[Entries from a dataset]
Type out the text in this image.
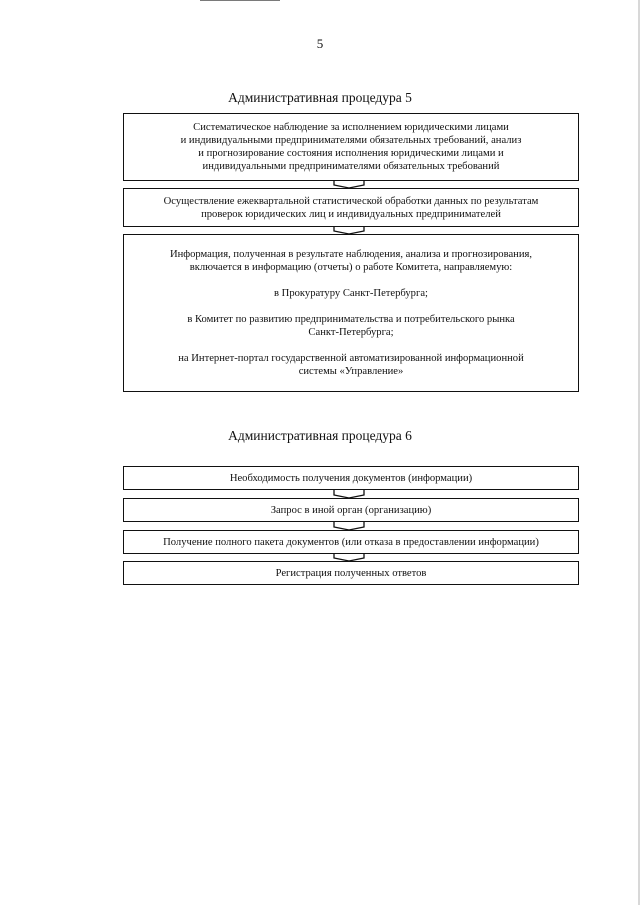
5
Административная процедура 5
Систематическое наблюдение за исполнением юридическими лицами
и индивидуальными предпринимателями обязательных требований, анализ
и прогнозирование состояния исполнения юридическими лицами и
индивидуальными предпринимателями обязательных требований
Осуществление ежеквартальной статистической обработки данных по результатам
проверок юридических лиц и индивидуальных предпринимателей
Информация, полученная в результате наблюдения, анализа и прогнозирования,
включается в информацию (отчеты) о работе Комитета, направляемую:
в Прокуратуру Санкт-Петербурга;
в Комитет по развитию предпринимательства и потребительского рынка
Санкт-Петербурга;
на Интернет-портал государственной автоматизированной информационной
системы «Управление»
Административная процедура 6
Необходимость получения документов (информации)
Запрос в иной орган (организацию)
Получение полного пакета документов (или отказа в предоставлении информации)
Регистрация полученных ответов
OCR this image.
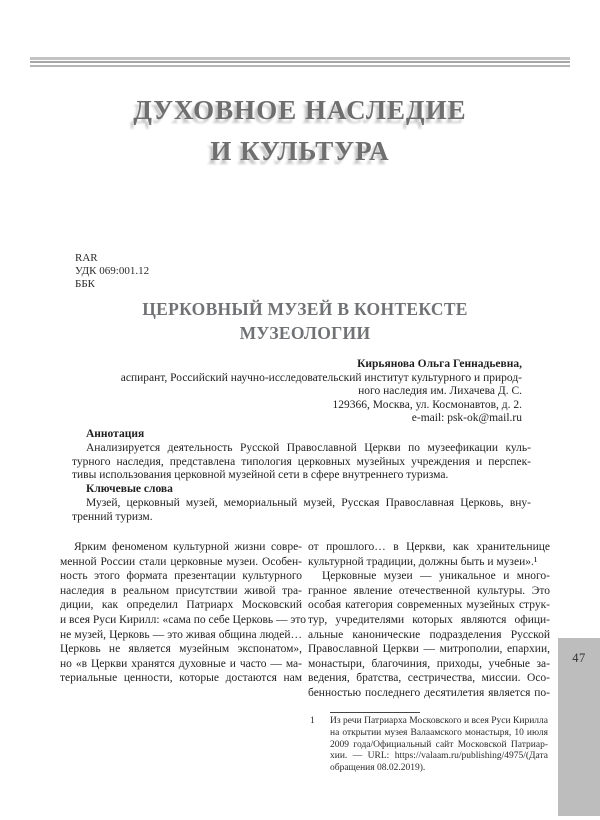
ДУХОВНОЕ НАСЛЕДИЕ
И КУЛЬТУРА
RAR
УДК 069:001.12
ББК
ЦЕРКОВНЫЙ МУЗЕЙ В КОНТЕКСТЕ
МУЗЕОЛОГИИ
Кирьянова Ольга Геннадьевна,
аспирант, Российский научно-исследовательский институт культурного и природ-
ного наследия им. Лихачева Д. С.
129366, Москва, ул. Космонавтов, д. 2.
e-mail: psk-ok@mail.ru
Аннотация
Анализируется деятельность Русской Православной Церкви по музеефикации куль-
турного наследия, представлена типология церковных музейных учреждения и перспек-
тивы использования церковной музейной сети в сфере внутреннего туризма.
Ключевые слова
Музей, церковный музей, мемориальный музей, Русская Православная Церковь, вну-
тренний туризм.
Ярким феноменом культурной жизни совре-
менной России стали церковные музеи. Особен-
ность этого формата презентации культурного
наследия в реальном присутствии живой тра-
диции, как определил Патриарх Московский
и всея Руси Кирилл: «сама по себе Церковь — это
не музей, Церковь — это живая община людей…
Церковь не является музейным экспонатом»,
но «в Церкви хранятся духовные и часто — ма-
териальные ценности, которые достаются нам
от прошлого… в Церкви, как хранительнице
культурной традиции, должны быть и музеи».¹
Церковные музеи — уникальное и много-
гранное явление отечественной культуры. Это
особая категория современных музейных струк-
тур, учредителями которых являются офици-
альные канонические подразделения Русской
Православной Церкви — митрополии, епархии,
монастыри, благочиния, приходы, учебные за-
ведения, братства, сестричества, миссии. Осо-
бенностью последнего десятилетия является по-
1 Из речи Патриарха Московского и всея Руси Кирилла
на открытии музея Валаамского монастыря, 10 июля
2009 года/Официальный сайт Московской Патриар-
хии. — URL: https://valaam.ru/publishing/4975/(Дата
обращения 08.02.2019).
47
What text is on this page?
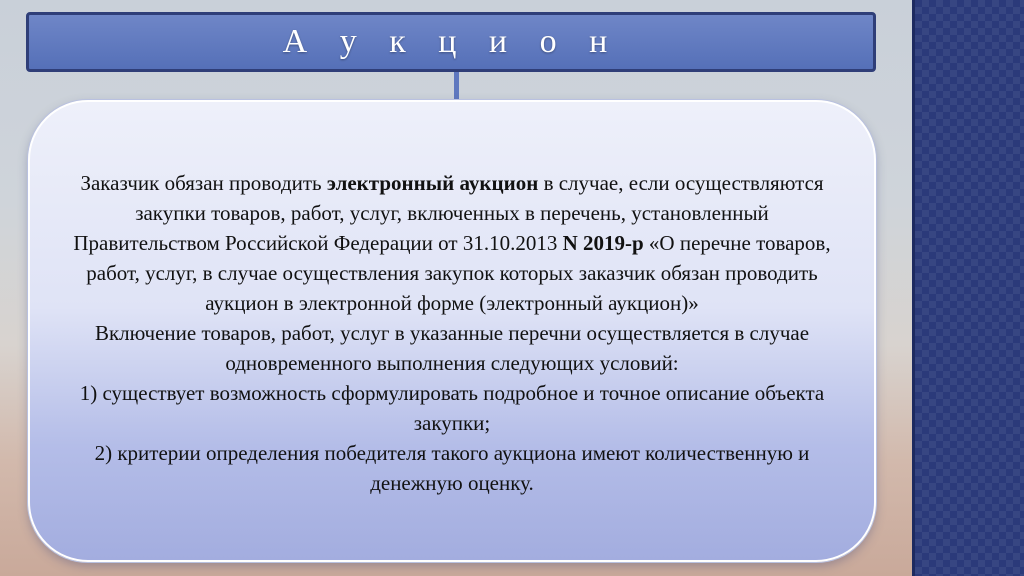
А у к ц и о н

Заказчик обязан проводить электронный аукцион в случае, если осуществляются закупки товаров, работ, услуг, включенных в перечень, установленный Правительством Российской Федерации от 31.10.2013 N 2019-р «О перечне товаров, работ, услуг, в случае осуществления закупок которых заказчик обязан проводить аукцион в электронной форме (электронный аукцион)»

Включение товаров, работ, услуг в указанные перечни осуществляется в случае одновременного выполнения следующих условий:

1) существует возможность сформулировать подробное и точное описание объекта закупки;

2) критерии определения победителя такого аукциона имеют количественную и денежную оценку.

Task goal —
In the copy, include all records verbatim but no images.

Answer —
Type out the text in this image.
5
Административная процедура 5
Систематическое наблюдение за исполнением юридическими лицами
и индивидуальными предпринимателями обязательных требований, анализ
и прогнозирование состояния исполнения юридическими лицами и
индивидуальными предпринимателями обязательных требований
Осуществление ежеквартальной статистической обработки данных по результатам
проверок юридических лиц и индивидуальных предпринимателей
Информация, полученная в результате наблюдения, анализа и прогнозирования,
включается в информацию (отчеты) о работе Комитета, направляемую:
в Прокуратуру Санкт-Петербурга;
в Комитет по развитию предпринимательства и потребительского рынка
Санкт-Петербурга;
на Интернет-портал государственной автоматизированной информационной
системы «Управление»
Административная процедура 6
Необходимость получения документов (информации)
Запрос в иной орган (организацию)
Получение полного пакета документов (или отказа в предоставлении информации)
Регистрация полученных ответов
OCR this image.
ДУХОВНОЕ НАСЛЕДИЕ
И КУЛЬТУРА
RAR
УДК 069:001.12
ББК
ЦЕРКОВНЫЙ МУЗЕЙ В КОНТЕКСТЕ
МУЗЕОЛОГИИ
Кирьянова Ольга Геннадьевна,
аспирант, Российский научно-исследовательский институт культурного и природ-
ного наследия им. Лихачева Д. С.
129366, Москва, ул. Космонавтов, д. 2.
e-mail: psk-ok@mail.ru
Аннотация
Анализируется деятельность Русской Православной Церкви по музеефикации куль-
турного наследия, представлена типология церковных музейных учреждения и перспек-
тивы использования церковной музейной сети в сфере внутреннего туризма.
Ключевые слова
Музей, церковный музей, мемориальный музей, Русская Православная Церковь, вну-
тренний туризм.
Ярким феноменом культурной жизни совре-
менной России стали церковные музеи. Особен-
ность этого формата презентации культурного
наследия в реальном присутствии живой тра-
диции, как определил Патриарх Московский
и всея Руси Кирилл: «сама по себе Церковь — это
не музей, Церковь — это живая община людей…
Церковь не является музейным экспонатом»,
но «в Церкви хранятся духовные и часто — ма-
териальные ценности, которые достаются нам
от прошлого… в Церкви, как хранительнице
культурной традиции, должны быть и музеи».¹
Церковные музеи — уникальное и много-
гранное явление отечественной культуры. Это
особая категория современных музейных струк-
тур, учредителями которых являются офици-
альные канонические подразделения Русской
Православной Церкви — митрополии, епархии,
монастыри, благочиния, приходы, учебные за-
ведения, братства, сестричества, миссии. Осо-
бенностью последнего десятилетия является по-
1 Из речи Патриарха Московского и всея Руси Кирилла
на открытии музея Валаамского монастыря, 10 июля
2009 года/Официальный сайт Московской Патриар-
хии. — URL: https://valaam.ru/publishing/4975/(Дата
обращения 08.02.2019).
47
What text is on this page?
А у к ц и о н

Заказчик обязан проводить электронный аукцион в случае, если осуществляются закупки товаров, работ, услуг, включенных в перечень, установленный Правительством Российской Федерации от 31.10.2013 N 2019-р «О перечне товаров, работ, услуг, в случае осуществления закупок которых заказчик обязан проводить аукцион в электронной форме (электронный аукцион)»

Включение товаров, работ, услуг в указанные перечни осуществляется в случае одновременного выполнения следующих условий:

1) существует возможность сформулировать подробное и точное описание объекта закупки;

2) критерии определения победителя такого аукциона имеют количественную и денежную оценку.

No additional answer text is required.